* DIRECTIONS FOR THIS TASK
Scan the records for the string "backscatter"; copy each line where it occurs.

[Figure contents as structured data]
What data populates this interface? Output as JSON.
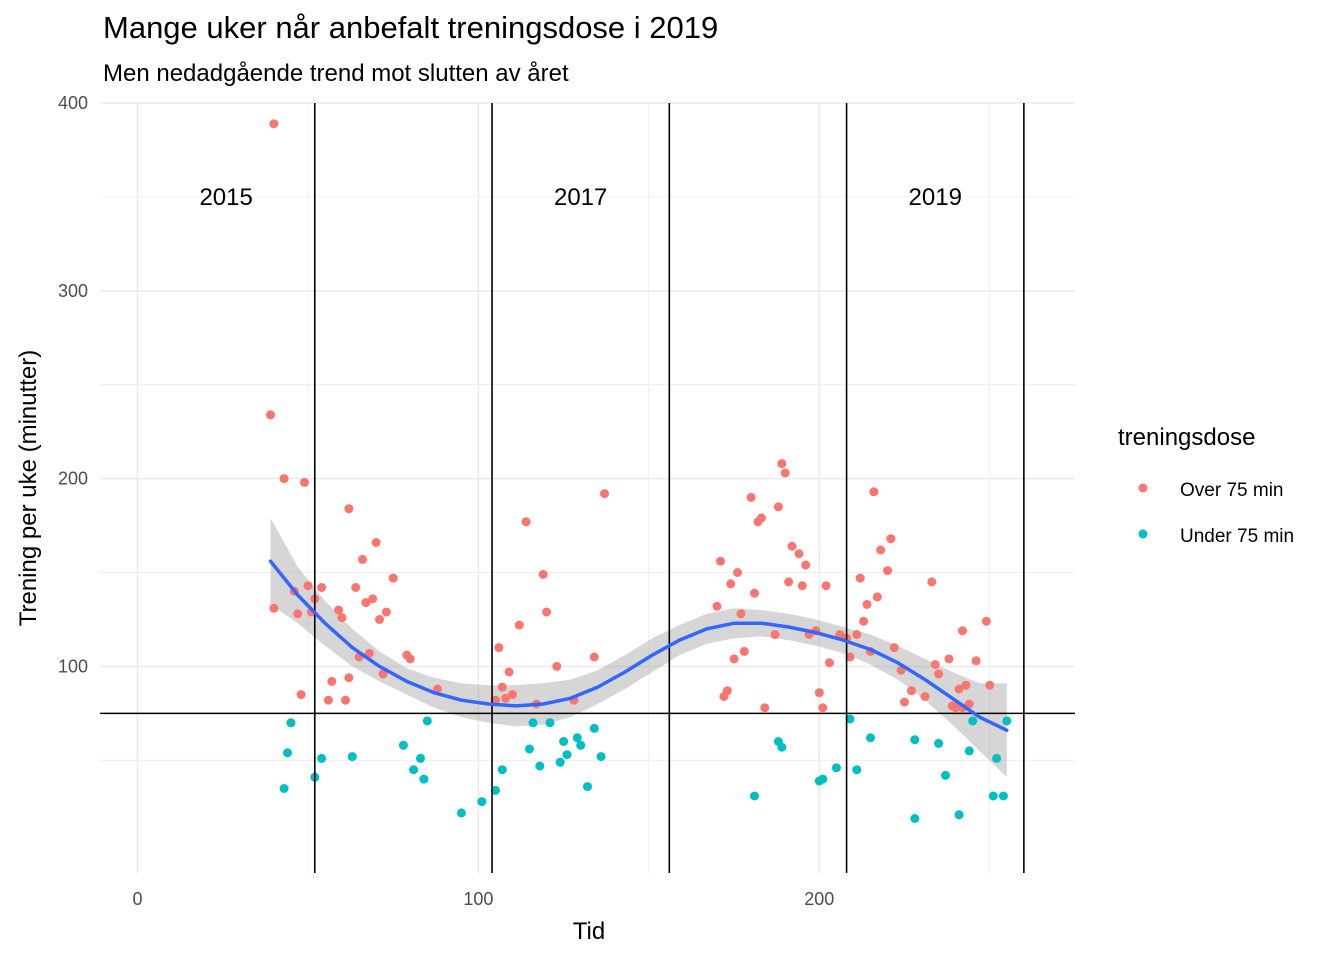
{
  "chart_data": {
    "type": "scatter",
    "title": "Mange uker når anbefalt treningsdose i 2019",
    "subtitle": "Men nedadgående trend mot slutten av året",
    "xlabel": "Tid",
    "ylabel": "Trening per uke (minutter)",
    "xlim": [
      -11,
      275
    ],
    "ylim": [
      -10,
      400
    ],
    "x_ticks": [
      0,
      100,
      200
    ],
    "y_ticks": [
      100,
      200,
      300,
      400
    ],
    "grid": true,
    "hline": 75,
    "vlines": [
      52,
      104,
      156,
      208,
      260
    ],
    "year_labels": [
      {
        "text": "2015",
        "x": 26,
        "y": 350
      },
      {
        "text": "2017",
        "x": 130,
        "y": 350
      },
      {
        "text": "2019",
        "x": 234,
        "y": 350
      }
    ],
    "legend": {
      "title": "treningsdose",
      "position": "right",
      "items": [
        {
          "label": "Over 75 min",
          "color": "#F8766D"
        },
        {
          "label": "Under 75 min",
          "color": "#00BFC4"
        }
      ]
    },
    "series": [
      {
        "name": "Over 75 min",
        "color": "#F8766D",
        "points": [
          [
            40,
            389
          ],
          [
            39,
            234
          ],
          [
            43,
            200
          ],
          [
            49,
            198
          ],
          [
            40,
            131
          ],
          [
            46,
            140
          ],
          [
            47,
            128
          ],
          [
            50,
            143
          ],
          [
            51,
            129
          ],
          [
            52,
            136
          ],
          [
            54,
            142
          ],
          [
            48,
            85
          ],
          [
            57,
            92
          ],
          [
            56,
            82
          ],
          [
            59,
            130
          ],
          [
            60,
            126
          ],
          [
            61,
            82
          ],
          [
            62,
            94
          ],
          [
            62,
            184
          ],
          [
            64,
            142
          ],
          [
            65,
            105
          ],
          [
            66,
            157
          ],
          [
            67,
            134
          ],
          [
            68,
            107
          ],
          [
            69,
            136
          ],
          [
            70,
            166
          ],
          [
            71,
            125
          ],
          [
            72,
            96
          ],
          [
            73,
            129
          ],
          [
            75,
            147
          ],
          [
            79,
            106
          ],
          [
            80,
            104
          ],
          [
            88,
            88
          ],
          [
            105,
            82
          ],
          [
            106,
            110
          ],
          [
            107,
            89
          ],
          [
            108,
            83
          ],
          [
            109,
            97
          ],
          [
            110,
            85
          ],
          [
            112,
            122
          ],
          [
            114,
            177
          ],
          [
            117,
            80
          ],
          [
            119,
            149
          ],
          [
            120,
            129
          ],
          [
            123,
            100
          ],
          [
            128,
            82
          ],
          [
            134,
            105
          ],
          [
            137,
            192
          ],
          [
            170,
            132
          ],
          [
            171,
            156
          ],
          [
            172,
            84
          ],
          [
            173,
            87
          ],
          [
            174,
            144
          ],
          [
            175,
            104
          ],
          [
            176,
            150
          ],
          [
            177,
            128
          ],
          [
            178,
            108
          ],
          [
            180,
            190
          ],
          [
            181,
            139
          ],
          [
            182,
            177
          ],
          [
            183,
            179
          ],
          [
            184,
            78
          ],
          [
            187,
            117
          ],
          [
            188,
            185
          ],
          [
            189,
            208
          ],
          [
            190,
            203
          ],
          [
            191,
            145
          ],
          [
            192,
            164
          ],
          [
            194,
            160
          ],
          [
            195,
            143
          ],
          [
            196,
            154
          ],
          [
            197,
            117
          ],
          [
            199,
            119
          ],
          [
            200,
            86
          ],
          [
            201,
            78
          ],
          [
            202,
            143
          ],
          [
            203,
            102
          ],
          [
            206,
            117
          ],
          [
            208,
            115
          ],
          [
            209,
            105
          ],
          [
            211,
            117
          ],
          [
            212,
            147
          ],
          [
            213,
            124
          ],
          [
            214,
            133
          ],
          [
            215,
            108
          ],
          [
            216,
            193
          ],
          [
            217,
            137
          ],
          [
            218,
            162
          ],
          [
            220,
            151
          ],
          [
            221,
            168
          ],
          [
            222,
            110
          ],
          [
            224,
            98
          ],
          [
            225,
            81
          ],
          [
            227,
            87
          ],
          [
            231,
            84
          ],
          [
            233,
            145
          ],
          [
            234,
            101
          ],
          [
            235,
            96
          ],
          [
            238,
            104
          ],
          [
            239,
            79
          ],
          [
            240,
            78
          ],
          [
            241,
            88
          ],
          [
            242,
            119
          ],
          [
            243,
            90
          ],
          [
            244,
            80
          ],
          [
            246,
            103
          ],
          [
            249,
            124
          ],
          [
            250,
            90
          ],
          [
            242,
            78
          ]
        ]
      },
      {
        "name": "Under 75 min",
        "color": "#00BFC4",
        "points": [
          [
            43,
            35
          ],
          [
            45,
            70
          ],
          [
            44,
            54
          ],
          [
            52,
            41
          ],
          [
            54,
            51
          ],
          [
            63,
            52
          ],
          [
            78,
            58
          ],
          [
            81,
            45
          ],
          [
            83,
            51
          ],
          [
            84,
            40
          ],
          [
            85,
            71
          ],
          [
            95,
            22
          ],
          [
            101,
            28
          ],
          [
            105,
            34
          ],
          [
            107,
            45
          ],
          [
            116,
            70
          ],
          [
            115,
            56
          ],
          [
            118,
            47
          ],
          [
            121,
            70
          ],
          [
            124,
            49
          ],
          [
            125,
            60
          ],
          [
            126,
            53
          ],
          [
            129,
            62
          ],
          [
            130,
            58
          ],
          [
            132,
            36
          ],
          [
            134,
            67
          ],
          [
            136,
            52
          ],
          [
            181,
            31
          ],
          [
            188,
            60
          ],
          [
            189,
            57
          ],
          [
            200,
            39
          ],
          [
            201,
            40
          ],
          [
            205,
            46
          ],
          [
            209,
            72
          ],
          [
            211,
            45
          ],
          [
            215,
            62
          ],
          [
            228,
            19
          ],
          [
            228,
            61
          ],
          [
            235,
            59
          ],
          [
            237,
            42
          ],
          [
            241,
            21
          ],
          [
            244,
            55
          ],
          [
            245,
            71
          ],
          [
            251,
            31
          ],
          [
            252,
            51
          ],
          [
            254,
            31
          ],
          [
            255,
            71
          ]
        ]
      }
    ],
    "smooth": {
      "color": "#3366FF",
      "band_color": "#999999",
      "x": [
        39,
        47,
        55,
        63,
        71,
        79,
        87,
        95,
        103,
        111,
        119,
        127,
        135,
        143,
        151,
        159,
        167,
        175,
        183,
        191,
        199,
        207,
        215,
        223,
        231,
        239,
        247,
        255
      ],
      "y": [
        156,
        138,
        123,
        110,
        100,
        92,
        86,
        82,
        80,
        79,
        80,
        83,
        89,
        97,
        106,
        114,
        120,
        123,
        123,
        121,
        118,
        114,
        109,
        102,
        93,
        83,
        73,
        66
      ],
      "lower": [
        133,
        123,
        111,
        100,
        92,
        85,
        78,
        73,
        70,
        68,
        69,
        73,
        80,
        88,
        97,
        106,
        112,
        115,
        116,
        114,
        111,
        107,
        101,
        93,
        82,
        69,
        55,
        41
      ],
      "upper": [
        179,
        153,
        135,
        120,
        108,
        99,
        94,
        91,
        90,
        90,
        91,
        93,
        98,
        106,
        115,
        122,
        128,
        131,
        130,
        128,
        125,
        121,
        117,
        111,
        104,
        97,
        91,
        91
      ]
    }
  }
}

--

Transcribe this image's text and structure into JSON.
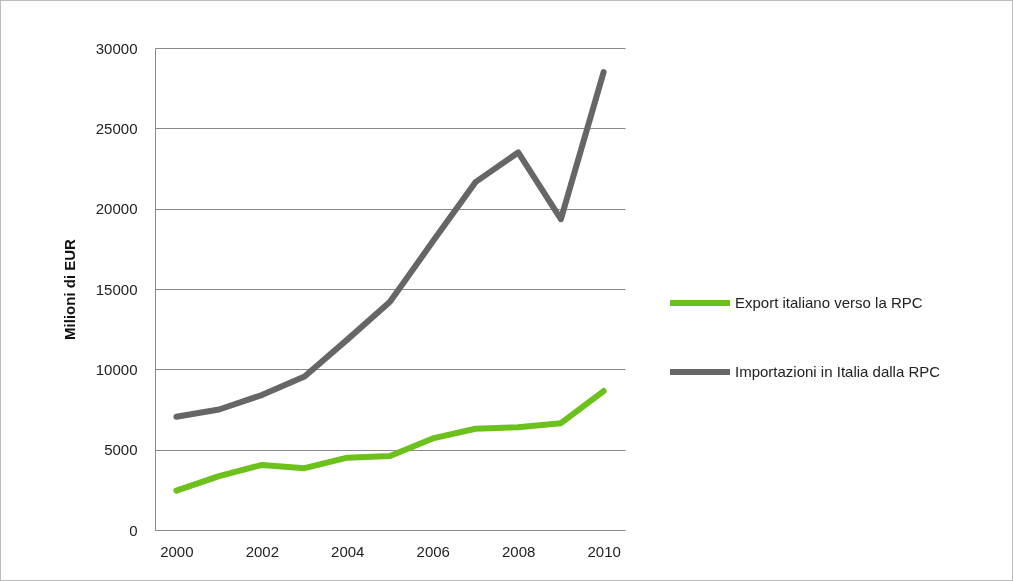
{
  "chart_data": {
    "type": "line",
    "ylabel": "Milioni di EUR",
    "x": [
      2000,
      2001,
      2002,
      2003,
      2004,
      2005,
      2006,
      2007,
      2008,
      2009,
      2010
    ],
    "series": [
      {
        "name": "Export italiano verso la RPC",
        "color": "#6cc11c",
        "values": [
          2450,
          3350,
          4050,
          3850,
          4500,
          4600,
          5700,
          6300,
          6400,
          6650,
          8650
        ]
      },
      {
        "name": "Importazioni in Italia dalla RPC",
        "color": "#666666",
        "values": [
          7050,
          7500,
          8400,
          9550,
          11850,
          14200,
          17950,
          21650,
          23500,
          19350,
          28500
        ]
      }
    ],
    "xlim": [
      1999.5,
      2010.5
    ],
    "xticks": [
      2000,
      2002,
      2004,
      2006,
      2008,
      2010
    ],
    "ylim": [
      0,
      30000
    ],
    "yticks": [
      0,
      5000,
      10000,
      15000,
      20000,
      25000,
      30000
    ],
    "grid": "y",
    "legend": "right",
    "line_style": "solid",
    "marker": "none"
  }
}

* * *

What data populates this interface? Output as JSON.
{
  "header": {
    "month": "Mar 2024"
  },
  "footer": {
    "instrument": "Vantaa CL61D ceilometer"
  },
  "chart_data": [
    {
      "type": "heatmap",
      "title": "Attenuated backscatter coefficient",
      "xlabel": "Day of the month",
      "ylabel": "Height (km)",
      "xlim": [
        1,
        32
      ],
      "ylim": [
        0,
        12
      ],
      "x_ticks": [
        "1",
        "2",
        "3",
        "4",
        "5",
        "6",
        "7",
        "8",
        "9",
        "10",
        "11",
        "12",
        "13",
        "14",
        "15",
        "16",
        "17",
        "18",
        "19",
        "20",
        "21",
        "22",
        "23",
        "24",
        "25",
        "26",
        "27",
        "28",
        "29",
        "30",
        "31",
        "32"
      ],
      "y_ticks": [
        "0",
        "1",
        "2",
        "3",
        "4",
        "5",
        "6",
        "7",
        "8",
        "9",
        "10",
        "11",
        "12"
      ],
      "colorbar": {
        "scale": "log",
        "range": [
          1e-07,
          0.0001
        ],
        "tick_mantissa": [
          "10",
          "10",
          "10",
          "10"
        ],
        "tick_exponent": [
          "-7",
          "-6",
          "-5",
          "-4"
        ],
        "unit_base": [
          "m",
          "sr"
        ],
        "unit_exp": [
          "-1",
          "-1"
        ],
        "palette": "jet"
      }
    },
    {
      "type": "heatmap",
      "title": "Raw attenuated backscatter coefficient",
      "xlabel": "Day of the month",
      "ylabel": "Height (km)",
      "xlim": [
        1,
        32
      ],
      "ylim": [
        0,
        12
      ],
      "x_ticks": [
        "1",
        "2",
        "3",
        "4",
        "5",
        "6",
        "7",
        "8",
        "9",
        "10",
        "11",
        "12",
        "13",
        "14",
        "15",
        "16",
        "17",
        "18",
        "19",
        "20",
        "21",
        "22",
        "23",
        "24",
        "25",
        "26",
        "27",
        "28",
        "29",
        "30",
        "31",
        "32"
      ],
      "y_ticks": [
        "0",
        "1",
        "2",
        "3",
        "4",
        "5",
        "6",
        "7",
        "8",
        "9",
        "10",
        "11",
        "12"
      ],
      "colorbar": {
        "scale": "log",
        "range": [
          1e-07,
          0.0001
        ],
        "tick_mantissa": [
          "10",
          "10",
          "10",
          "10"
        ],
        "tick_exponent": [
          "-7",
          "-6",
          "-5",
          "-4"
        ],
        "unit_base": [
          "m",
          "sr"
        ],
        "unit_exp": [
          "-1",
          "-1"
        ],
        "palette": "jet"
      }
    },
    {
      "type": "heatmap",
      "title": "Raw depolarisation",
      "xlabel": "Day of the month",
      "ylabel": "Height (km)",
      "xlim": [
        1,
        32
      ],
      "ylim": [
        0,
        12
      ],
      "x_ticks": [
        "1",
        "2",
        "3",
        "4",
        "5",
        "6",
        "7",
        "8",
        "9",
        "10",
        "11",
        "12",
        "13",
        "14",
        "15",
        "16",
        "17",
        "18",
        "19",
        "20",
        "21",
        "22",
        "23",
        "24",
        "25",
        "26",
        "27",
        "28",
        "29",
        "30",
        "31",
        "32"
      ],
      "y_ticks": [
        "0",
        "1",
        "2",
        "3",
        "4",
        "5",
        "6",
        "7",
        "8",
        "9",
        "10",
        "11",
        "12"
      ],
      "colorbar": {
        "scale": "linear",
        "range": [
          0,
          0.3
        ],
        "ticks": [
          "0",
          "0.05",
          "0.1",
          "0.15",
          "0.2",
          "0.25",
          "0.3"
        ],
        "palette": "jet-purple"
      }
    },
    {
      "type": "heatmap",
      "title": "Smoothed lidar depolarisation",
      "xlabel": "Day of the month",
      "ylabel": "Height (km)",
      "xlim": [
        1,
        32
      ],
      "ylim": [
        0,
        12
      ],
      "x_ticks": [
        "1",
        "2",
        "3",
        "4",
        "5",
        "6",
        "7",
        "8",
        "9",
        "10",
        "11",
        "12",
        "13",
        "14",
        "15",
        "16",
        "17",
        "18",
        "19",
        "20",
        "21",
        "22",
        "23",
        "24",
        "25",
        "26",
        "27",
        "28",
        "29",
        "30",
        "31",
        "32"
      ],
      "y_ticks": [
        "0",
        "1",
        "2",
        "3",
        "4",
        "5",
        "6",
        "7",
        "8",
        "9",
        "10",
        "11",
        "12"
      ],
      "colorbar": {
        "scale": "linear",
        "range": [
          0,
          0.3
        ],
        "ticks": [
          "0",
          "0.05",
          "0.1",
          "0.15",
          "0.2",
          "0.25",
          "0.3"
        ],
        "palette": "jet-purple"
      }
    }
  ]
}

* EXPECTED ANSWER
      "title": "Attenuated backscatter coefficient",
      "title": "Raw attenuated backscatter coefficient",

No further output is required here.